**Exercise goal:** Without altering anything, output the material below.

**Supplied data:**
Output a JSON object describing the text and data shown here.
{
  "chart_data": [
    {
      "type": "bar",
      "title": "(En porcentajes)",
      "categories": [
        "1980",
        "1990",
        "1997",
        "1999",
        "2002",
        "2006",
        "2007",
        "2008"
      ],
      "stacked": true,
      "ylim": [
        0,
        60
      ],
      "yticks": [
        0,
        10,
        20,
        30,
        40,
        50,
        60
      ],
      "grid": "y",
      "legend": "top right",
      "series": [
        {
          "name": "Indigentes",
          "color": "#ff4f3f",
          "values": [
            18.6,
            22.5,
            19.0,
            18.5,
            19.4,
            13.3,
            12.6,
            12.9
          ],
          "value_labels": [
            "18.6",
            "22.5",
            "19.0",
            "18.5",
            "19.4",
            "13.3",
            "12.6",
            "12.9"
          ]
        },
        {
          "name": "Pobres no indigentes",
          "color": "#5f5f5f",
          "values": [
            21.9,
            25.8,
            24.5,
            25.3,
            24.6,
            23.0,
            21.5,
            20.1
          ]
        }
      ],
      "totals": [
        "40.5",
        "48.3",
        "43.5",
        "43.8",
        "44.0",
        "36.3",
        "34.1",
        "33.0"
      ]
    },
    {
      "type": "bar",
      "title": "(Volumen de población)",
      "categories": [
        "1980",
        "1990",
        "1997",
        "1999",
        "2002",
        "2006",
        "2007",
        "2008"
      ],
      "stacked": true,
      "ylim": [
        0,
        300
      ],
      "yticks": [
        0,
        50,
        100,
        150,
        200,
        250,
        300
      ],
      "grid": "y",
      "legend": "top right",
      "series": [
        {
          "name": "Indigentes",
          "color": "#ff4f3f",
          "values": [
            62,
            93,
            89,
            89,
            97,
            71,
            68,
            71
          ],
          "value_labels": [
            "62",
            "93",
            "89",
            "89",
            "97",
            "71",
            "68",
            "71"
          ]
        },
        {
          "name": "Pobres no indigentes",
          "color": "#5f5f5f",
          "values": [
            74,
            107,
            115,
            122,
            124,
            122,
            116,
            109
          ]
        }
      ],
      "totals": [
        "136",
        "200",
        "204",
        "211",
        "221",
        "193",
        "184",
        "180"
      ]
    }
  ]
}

**Task response:**
Output a JSON object describing the text and data shown here.
{
  "chart_data": [
    {
      "type": "bar",
      "title": "(En porcentajes)",
      "categories": [
        "1980",
        "1990",
        "1997",
        "1999",
        "2002",
        "2006",
        "2007",
        "2008"
      ],
      "stacked": true,
      "ylim": [
        0,
        60
      ],
      "yticks": [
        0,
        10,
        20,
        30,
        40,
        50,
        60
      ],
      "grid": "y",
      "legend": "top right",
      "series": [
        {
          "name": "Indigentes",
          "color": "#ff4f3f",
          "values": [
            18.6,
            22.5,
            19.0,
            18.5,
            19.4,
            13.3,
            12.6,
            12.9
          ],
          "value_labels": [
            "18.6",
            "22.5",
            "19.0",
            "18.5",
            "19.4",
            "13.3",
            "12.6",
            "12.9"
          ]
        },
        {
          "name": "Pobres no indigentes",
          "color": "#5f5f5f",
          "values": [
            21.9,
            25.8,
            24.5,
            25.3,
            24.6,
            23.0,
            21.5,
            20.1
          ]
        }
      ],
      "totals": [
        "40.5",
        "48.3",
        "43.5",
        "43.8",
        "44.0",
        "36.3",
        "34.1",
        "33.0"
      ]
    },
    {
      "type": "bar",
      "title": "(Volumen de población)",
      "categories": [
        "1980",
        "1990",
        "1997",
        "1999",
        "2002",
        "2006",
        "2007",
        "2008"
      ],
      "stacked": true,
      "ylim": [
        0,
        300
      ],
      "yticks": [
        0,
        50,
        100,
        150,
        200,
        250,
        300
      ],
      "grid": "y",
      "legend": "top right",
      "series": [
        {
          "name": "Indigentes",
          "color": "#ff4f3f",
          "values": [
            62,
            93,
            89,
            89,
            97,
            71,
            68,
            71
          ],
          "value_labels": [
            "62",
            "93",
            "89",
            "89",
            "97",
            "71",
            "68",
            "71"
          ]
        },
        {
          "name": "Pobres no indigentes",
          "color": "#5f5f5f",
          "values": [
            74,
            107,
            115,
            122,
            124,
            122,
            116,
            109
          ]
        }
      ],
      "totals": [
        "136",
        "200",
        "204",
        "211",
        "221",
        "193",
        "184",
        "180"
      ]
    }
  ]
}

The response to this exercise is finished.